THE PROBLEM |
Copy out the entries in full and with complete accuracy; pictures are excluded.

++++++++++++++++++++

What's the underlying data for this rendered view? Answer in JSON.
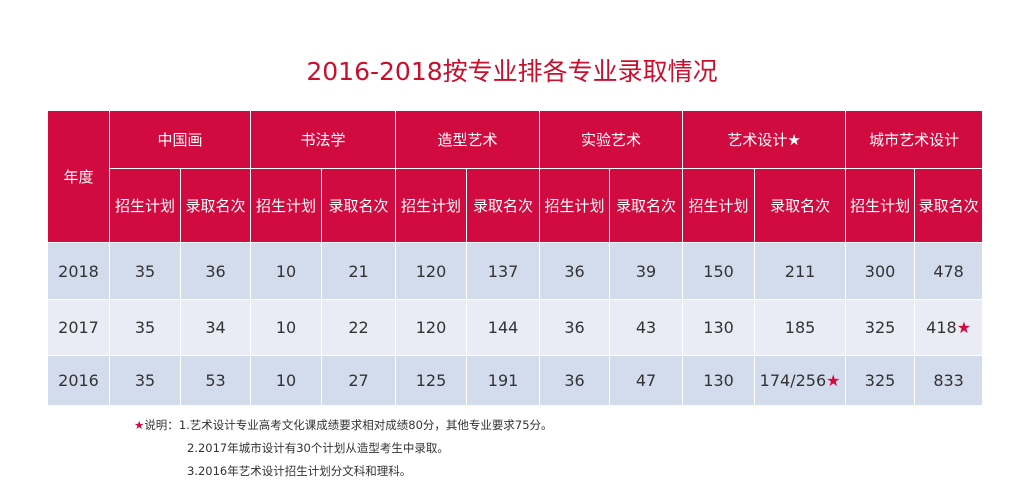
{
  "title": "2016-2018按专业排各专业录取情况",
  "table": {
    "year_header": "年度",
    "groups": [
      "中国画",
      "书法学",
      "造型艺术",
      "实验艺术",
      "艺术设计★",
      "城市艺术设计"
    ],
    "subheaders": [
      "招生计划",
      "录取名次",
      "招生计划",
      "录取名次",
      "招生计划",
      "录取名次",
      "招生计划",
      "录取名次",
      "招生计划",
      "录取名次",
      "招生计划",
      "录取名次"
    ],
    "rows": [
      [
        "2018",
        "35",
        "36",
        "10",
        "21",
        "120",
        "137",
        "36",
        "39",
        "150",
        "211",
        "300",
        "478"
      ],
      [
        "2017",
        "35",
        "34",
        "10",
        "22",
        "120",
        "144",
        "36",
        "43",
        "130",
        "185",
        "325",
        {
          "text": "418",
          "star": "★"
        }
      ],
      [
        "2016",
        "35",
        "53",
        "10",
        "27",
        "125",
        "191",
        "36",
        "47",
        "130",
        {
          "text": "174/256",
          "star": "★"
        },
        "325",
        "833"
      ]
    ]
  },
  "notes": {
    "star": "★",
    "label": "说明：",
    "items": [
      "1.艺术设计专业高考文化课成绩要求相对成绩80分，其他专业要求75分。",
      "2.2017年城市设计有30个计划从造型考生中录取。",
      "3.2016年艺术设计招生计划分文科和理科。"
    ]
  }
}
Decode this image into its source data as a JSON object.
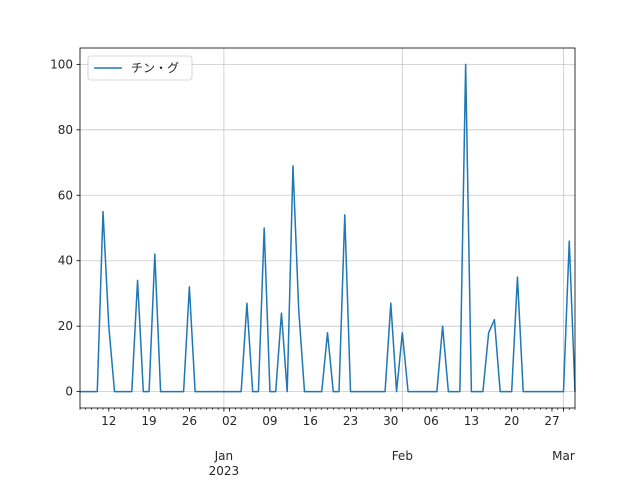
{
  "chart_data": {
    "type": "line",
    "x": [
      "2022-12-07",
      "2022-12-08",
      "2022-12-09",
      "2022-12-10",
      "2022-12-11",
      "2022-12-12",
      "2022-12-13",
      "2022-12-14",
      "2022-12-15",
      "2022-12-16",
      "2022-12-17",
      "2022-12-18",
      "2022-12-19",
      "2022-12-20",
      "2022-12-21",
      "2022-12-22",
      "2022-12-23",
      "2022-12-24",
      "2022-12-25",
      "2022-12-26",
      "2022-12-27",
      "2022-12-28",
      "2022-12-29",
      "2022-12-30",
      "2022-12-31",
      "2023-01-01",
      "2023-01-02",
      "2023-01-03",
      "2023-01-04",
      "2023-01-05",
      "2023-01-06",
      "2023-01-07",
      "2023-01-08",
      "2023-01-09",
      "2023-01-10",
      "2023-01-11",
      "2023-01-12",
      "2023-01-13",
      "2023-01-14",
      "2023-01-15",
      "2023-01-16",
      "2023-01-17",
      "2023-01-18",
      "2023-01-19",
      "2023-01-20",
      "2023-01-21",
      "2023-01-22",
      "2023-01-23",
      "2023-01-24",
      "2023-01-25",
      "2023-01-26",
      "2023-01-27",
      "2023-01-28",
      "2023-01-29",
      "2023-01-30",
      "2023-01-31",
      "2023-02-01",
      "2023-02-02",
      "2023-02-03",
      "2023-02-04",
      "2023-02-05",
      "2023-02-06",
      "2023-02-07",
      "2023-02-08",
      "2023-02-09",
      "2023-02-10",
      "2023-02-11",
      "2023-02-12",
      "2023-02-13",
      "2023-02-14",
      "2023-02-15",
      "2023-02-16",
      "2023-02-17",
      "2023-02-18",
      "2023-02-19",
      "2023-02-20",
      "2023-02-21",
      "2023-02-22",
      "2023-02-23",
      "2023-02-24",
      "2023-02-25",
      "2023-02-26",
      "2023-02-27",
      "2023-02-28",
      "2023-03-01",
      "2023-03-02",
      "2023-03-03"
    ],
    "series": [
      {
        "name": "チン・グ",
        "color": "#1f77b4",
        "values": [
          0,
          0,
          0,
          0,
          55,
          20,
          0,
          0,
          0,
          0,
          34,
          0,
          0,
          42,
          0,
          0,
          0,
          0,
          0,
          32,
          0,
          0,
          0,
          0,
          0,
          0,
          0,
          0,
          0,
          27,
          0,
          0,
          50,
          0,
          0,
          24,
          0,
          69,
          25,
          0,
          0,
          0,
          0,
          18,
          0,
          0,
          54,
          0,
          0,
          0,
          0,
          0,
          0,
          0,
          27,
          0,
          18,
          0,
          0,
          0,
          0,
          0,
          0,
          20,
          0,
          0,
          0,
          100,
          0,
          0,
          0,
          18,
          22,
          0,
          0,
          0,
          35,
          0,
          0,
          0,
          0,
          0,
          0,
          0,
          0,
          46,
          0
        ]
      }
    ],
    "xlim": [
      "2022-12-07",
      "2023-03-03"
    ],
    "xticks": [
      {
        "value": "2022-12-12",
        "label": "12"
      },
      {
        "value": "2022-12-19",
        "label": "19"
      },
      {
        "value": "2022-12-26",
        "label": "26"
      },
      {
        "value": "2023-01-02",
        "label": "02"
      },
      {
        "value": "2023-01-09",
        "label": "09"
      },
      {
        "value": "2023-01-16",
        "label": "16"
      },
      {
        "value": "2023-01-23",
        "label": "23"
      },
      {
        "value": "2023-01-30",
        "label": "30"
      },
      {
        "value": "2023-02-06",
        "label": "06"
      },
      {
        "value": "2023-02-13",
        "label": "13"
      },
      {
        "value": "2023-02-20",
        "label": "20"
      },
      {
        "value": "2023-02-27",
        "label": "27"
      }
    ],
    "month_ticks": [
      {
        "value": "2023-01-01",
        "label": "Jan\n2023"
      },
      {
        "value": "2023-02-01",
        "label": "Feb"
      },
      {
        "value": "2023-03-01",
        "label": "Mar"
      }
    ],
    "ylim": [
      -5,
      105
    ],
    "yticks": [
      0,
      20,
      40,
      60,
      80,
      100
    ],
    "grid": true,
    "legend": "upper left"
  }
}
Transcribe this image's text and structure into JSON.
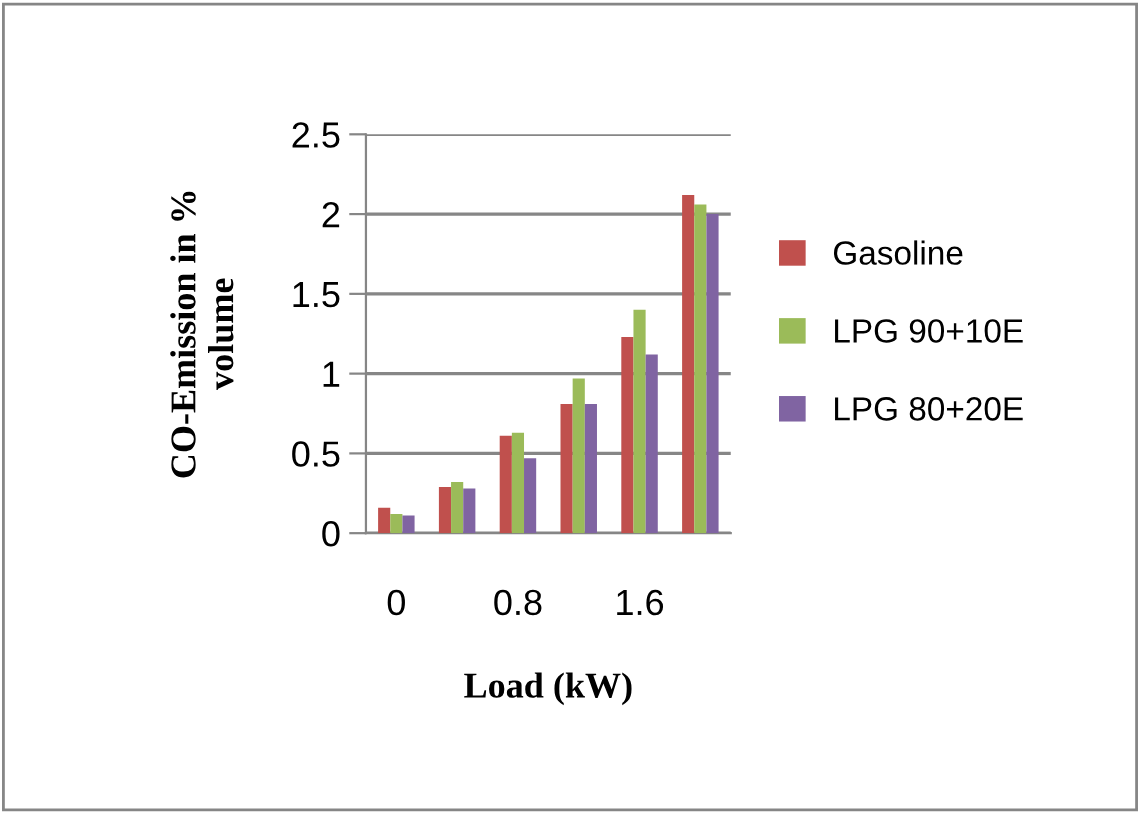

++++++++++++++++++++

WRITTEN SOLUTION |
What's the underlying data for this rendered view? Answer in JSON.
{
  "title": "2016-2018按专业排各专业录取情况",
  "table": {
    "year_header": "年度",
    "groups": [
      "中国画",
      "书法学",
      "造型艺术",
      "实验艺术",
      "艺术设计★",
      "城市艺术设计"
    ],
    "subheaders": [
      "招生计划",
      "录取名次",
      "招生计划",
      "录取名次",
      "招生计划",
      "录取名次",
      "招生计划",
      "录取名次",
      "招生计划",
      "录取名次",
      "招生计划",
      "录取名次"
    ],
    "rows": [
      [
        "2018",
        "35",
        "36",
        "10",
        "21",
        "120",
        "137",
        "36",
        "39",
        "150",
        "211",
        "300",
        "478"
      ],
      [
        "2017",
        "35",
        "34",
        "10",
        "22",
        "120",
        "144",
        "36",
        "43",
        "130",
        "185",
        "325",
        {
          "text": "418",
          "star": "★"
        }
      ],
      [
        "2016",
        "35",
        "53",
        "10",
        "27",
        "125",
        "191",
        "36",
        "47",
        "130",
        {
          "text": "174/256",
          "star": "★"
        },
        "325",
        "833"
      ]
    ]
  },
  "notes": {
    "star": "★",
    "label": "说明：",
    "items": [
      "1.艺术设计专业高考文化课成绩要求相对成绩80分，其他专业要求75分。",
      "2.2017年城市设计有30个计划从造型考生中录取。",
      "3.2016年艺术设计招生计划分文科和理科。"
    ]
  }
}
Decode this image into its source data as a JSON object.
{
  "chart_data": {
    "type": "line",
    "x": [
      "2022-12-07",
      "2022-12-08",
      "2022-12-09",
      "2022-12-10",
      "2022-12-11",
      "2022-12-12",
      "2022-12-13",
      "2022-12-14",
      "2022-12-15",
      "2022-12-16",
      "2022-12-17",
      "2022-12-18",
      "2022-12-19",
      "2022-12-20",
      "2022-12-21",
      "2022-12-22",
      "2022-12-23",
      "2022-12-24",
      "2022-12-25",
      "2022-12-26",
      "2022-12-27",
      "2022-12-28",
      "2022-12-29",
      "2022-12-30",
      "2022-12-31",
      "2023-01-01",
      "2023-01-02",
      "2023-01-03",
      "2023-01-04",
      "2023-01-05",
      "2023-01-06",
      "2023-01-07",
      "2023-01-08",
      "2023-01-09",
      "2023-01-10",
      "2023-01-11",
      "2023-01-12",
      "2023-01-13",
      "2023-01-14",
      "2023-01-15",
      "2023-01-16",
      "2023-01-17",
      "2023-01-18",
      "2023-01-19",
      "2023-01-20",
      "2023-01-21",
      "2023-01-22",
      "2023-01-23",
      "2023-01-24",
      "2023-01-25",
      "2023-01-26",
      "2023-01-27",
      "2023-01-28",
      "2023-01-29",
      "2023-01-30",
      "2023-01-31",
      "2023-02-01",
      "2023-02-02",
      "2023-02-03",
      "2023-02-04",
      "2023-02-05",
      "2023-02-06",
      "2023-02-07",
      "2023-02-08",
      "2023-02-09",
      "2023-02-10",
      "2023-02-11",
      "2023-02-12",
      "2023-02-13",
      "2023-02-14",
      "2023-02-15",
      "2023-02-16",
      "2023-02-17",
      "2023-02-18",
      "2023-02-19",
      "2023-02-20",
      "2023-02-21",
      "2023-02-22",
      "2023-02-23",
      "2023-02-24",
      "2023-02-25",
      "2023-02-26",
      "2023-02-27",
      "2023-02-28",
      "2023-03-01",
      "2023-03-02",
      "2023-03-03"
    ],
    "series": [
      {
        "name": "チン・グ",
        "color": "#1f77b4",
        "values": [
          0,
          0,
          0,
          0,
          55,
          20,
          0,
          0,
          0,
          0,
          34,
          0,
          0,
          42,
          0,
          0,
          0,
          0,
          0,
          32,
          0,
          0,
          0,
          0,
          0,
          0,
          0,
          0,
          0,
          27,
          0,
          0,
          50,
          0,
          0,
          24,
          0,
          69,
          25,
          0,
          0,
          0,
          0,
          18,
          0,
          0,
          54,
          0,
          0,
          0,
          0,
          0,
          0,
          0,
          27,
          0,
          18,
          0,
          0,
          0,
          0,
          0,
          0,
          20,
          0,
          0,
          0,
          100,
          0,
          0,
          0,
          18,
          22,
          0,
          0,
          0,
          35,
          0,
          0,
          0,
          0,
          0,
          0,
          0,
          0,
          46,
          0
        ]
      }
    ],
    "xlim": [
      "2022-12-07",
      "2023-03-03"
    ],
    "xticks": [
      {
        "value": "2022-12-12",
        "label": "12"
      },
      {
        "value": "2022-12-19",
        "label": "19"
      },
      {
        "value": "2022-12-26",
        "label": "26"
      },
      {
        "value": "2023-01-02",
        "label": "02"
      },
      {
        "value": "2023-01-09",
        "label": "09"
      },
      {
        "value": "2023-01-16",
        "label": "16"
      },
      {
        "value": "2023-01-23",
        "label": "23"
      },
      {
        "value": "2023-01-30",
        "label": "30"
      },
      {
        "value": "2023-02-06",
        "label": "06"
      },
      {
        "value": "2023-02-13",
        "label": "13"
      },
      {
        "value": "2023-02-20",
        "label": "20"
      },
      {
        "value": "2023-02-27",
        "label": "27"
      }
    ],
    "month_ticks": [
      {
        "value": "2023-01-01",
        "label": "Jan\n2023"
      },
      {
        "value": "2023-02-01",
        "label": "Feb"
      },
      {
        "value": "2023-03-01",
        "label": "Mar"
      }
    ],
    "ylim": [
      -5,
      105
    ],
    "yticks": [
      0,
      20,
      40,
      60,
      80,
      100
    ],
    "grid": true,
    "legend": "upper left"
  }
}
Transcribe this image's text and structure into JSON.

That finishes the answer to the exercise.